=== Exercise data ===
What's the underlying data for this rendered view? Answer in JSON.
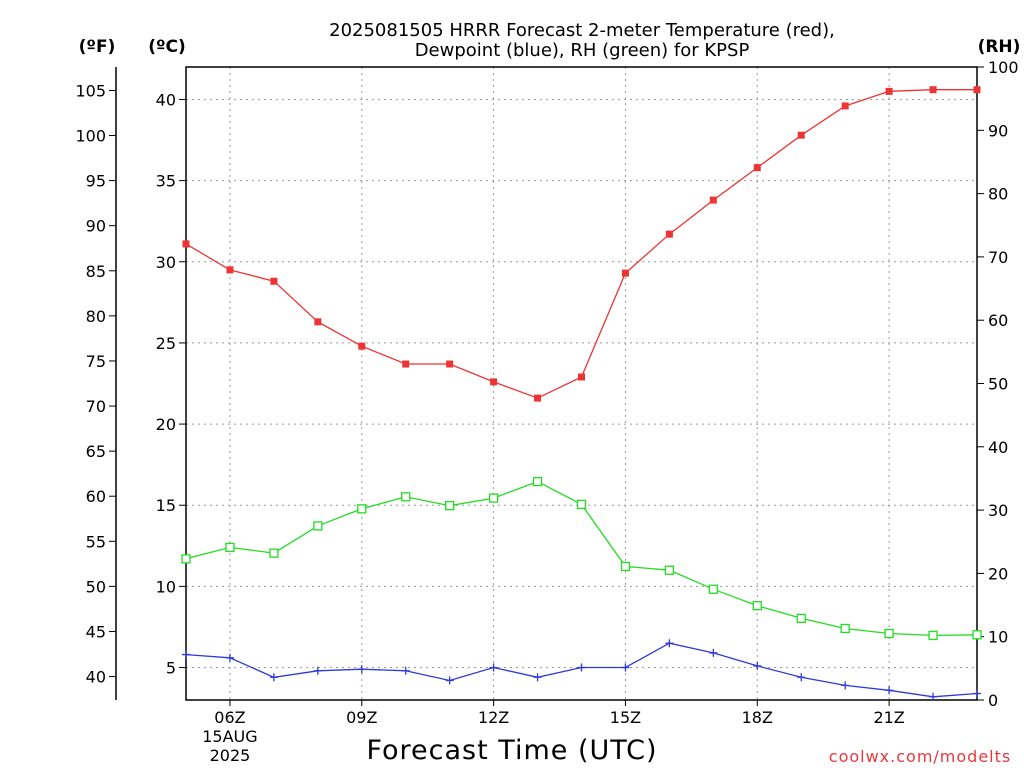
{
  "chart_data": {
    "type": "line",
    "title_lines": [
      "2025081505 HRRR Forecast 2-meter Temperature (red),",
      "Dewpoint (blue), RH (green) for KPSP"
    ],
    "xlabel": "Forecast Time (UTC)",
    "credit": "coolwx.com/modelts",
    "x_hours": [
      5,
      6,
      7,
      8,
      9,
      10,
      11,
      12,
      13,
      14,
      15,
      16,
      17,
      18,
      19,
      20,
      21,
      22,
      23
    ],
    "xlim": [
      5,
      23
    ],
    "x_ticks": [
      {
        "hour": 6,
        "lines": [
          "06Z",
          "15AUG",
          "2025"
        ]
      },
      {
        "hour": 9,
        "lines": [
          "09Z"
        ]
      },
      {
        "hour": 12,
        "lines": [
          "12Z"
        ]
      },
      {
        "hour": 15,
        "lines": [
          "15Z"
        ]
      },
      {
        "hour": 18,
        "lines": [
          "18Z"
        ]
      },
      {
        "hour": 21,
        "lines": [
          "21Z"
        ]
      }
    ],
    "axes": {
      "celsius": {
        "unit_label": "(ºC)",
        "ticks": [
          5,
          10,
          15,
          20,
          25,
          30,
          35,
          40
        ],
        "range": [
          3,
          42
        ]
      },
      "fahrenheit": {
        "unit_label": "(ºF)",
        "ticks": [
          40,
          45,
          50,
          55,
          60,
          65,
          70,
          75,
          80,
          85,
          90,
          95,
          100,
          105
        ]
      },
      "rh": {
        "unit_label": "(RH)",
        "ticks": [
          0,
          10,
          20,
          30,
          40,
          50,
          60,
          70,
          80,
          90,
          100
        ],
        "range": [
          0,
          100
        ]
      }
    },
    "grid": true,
    "series": [
      {
        "key": "temperature",
        "color": "#ee3333",
        "marker": "filled-square",
        "axis": "celsius",
        "values": [
          31.1,
          29.5,
          28.8,
          26.3,
          24.8,
          23.7,
          23.7,
          22.6,
          21.6,
          22.9,
          29.3,
          31.7,
          33.8,
          35.8,
          37.8,
          39.6,
          40.5,
          40.6,
          40.6
        ]
      },
      {
        "key": "dewpoint",
        "color": "#2e3ad8",
        "marker": "plus",
        "axis": "celsius",
        "values": [
          5.8,
          5.6,
          4.4,
          4.8,
          4.9,
          4.8,
          4.2,
          5.0,
          4.4,
          5.0,
          5.0,
          6.5,
          5.9,
          5.1,
          4.4,
          3.9,
          3.6,
          3.2,
          3.4
        ]
      },
      {
        "key": "rh",
        "color": "#22dd22",
        "marker": "open-square",
        "axis": "rh",
        "values": [
          22.3,
          24.1,
          23.2,
          27.5,
          30.2,
          32.1,
          30.7,
          31.9,
          34.5,
          30.9,
          21.1,
          20.5,
          17.5,
          14.9,
          12.9,
          11.3,
          10.5,
          10.2,
          10.3
        ]
      }
    ]
  }
}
===
Can the entries above be repeated exactly, without their pictures?

What's the underlying data for this rendered view? Answer in JSON.
{
  "chart_data": {
    "type": "line",
    "title_lines": [
      "2025081505 HRRR Forecast 2-meter Temperature (red),",
      "Dewpoint (blue), RH (green) for KPSP"
    ],
    "xlabel": "Forecast Time (UTC)",
    "credit": "coolwx.com/modelts",
    "x_hours": [
      5,
      6,
      7,
      8,
      9,
      10,
      11,
      12,
      13,
      14,
      15,
      16,
      17,
      18,
      19,
      20,
      21,
      22,
      23
    ],
    "xlim": [
      5,
      23
    ],
    "x_ticks": [
      {
        "hour": 6,
        "lines": [
          "06Z",
          "15AUG",
          "2025"
        ]
      },
      {
        "hour": 9,
        "lines": [
          "09Z"
        ]
      },
      {
        "hour": 12,
        "lines": [
          "12Z"
        ]
      },
      {
        "hour": 15,
        "lines": [
          "15Z"
        ]
      },
      {
        "hour": 18,
        "lines": [
          "18Z"
        ]
      },
      {
        "hour": 21,
        "lines": [
          "21Z"
        ]
      }
    ],
    "axes": {
      "celsius": {
        "unit_label": "(ºC)",
        "ticks": [
          5,
          10,
          15,
          20,
          25,
          30,
          35,
          40
        ],
        "range": [
          3,
          42
        ]
      },
      "fahrenheit": {
        "unit_label": "(ºF)",
        "ticks": [
          40,
          45,
          50,
          55,
          60,
          65,
          70,
          75,
          80,
          85,
          90,
          95,
          100,
          105
        ]
      },
      "rh": {
        "unit_label": "(RH)",
        "ticks": [
          0,
          10,
          20,
          30,
          40,
          50,
          60,
          70,
          80,
          90,
          100
        ],
        "range": [
          0,
          100
        ]
      }
    },
    "grid": true,
    "series": [
      {
        "key": "temperature",
        "color": "#ee3333",
        "marker": "filled-square",
        "axis": "celsius",
        "values": [
          31.1,
          29.5,
          28.8,
          26.3,
          24.8,
          23.7,
          23.7,
          22.6,
          21.6,
          22.9,
          29.3,
          31.7,
          33.8,
          35.8,
          37.8,
          39.6,
          40.5,
          40.6,
          40.6
        ]
      },
      {
        "key": "dewpoint",
        "color": "#2e3ad8",
        "marker": "plus",
        "axis": "celsius",
        "values": [
          5.8,
          5.6,
          4.4,
          4.8,
          4.9,
          4.8,
          4.2,
          5.0,
          4.4,
          5.0,
          5.0,
          6.5,
          5.9,
          5.1,
          4.4,
          3.9,
          3.6,
          3.2,
          3.4
        ]
      },
      {
        "key": "rh",
        "color": "#22dd22",
        "marker": "open-square",
        "axis": "rh",
        "values": [
          22.3,
          24.1,
          23.2,
          27.5,
          30.2,
          32.1,
          30.7,
          31.9,
          34.5,
          30.9,
          21.1,
          20.5,
          17.5,
          14.9,
          12.9,
          11.3,
          10.5,
          10.2,
          10.3
        ]
      }
    ]
  }
}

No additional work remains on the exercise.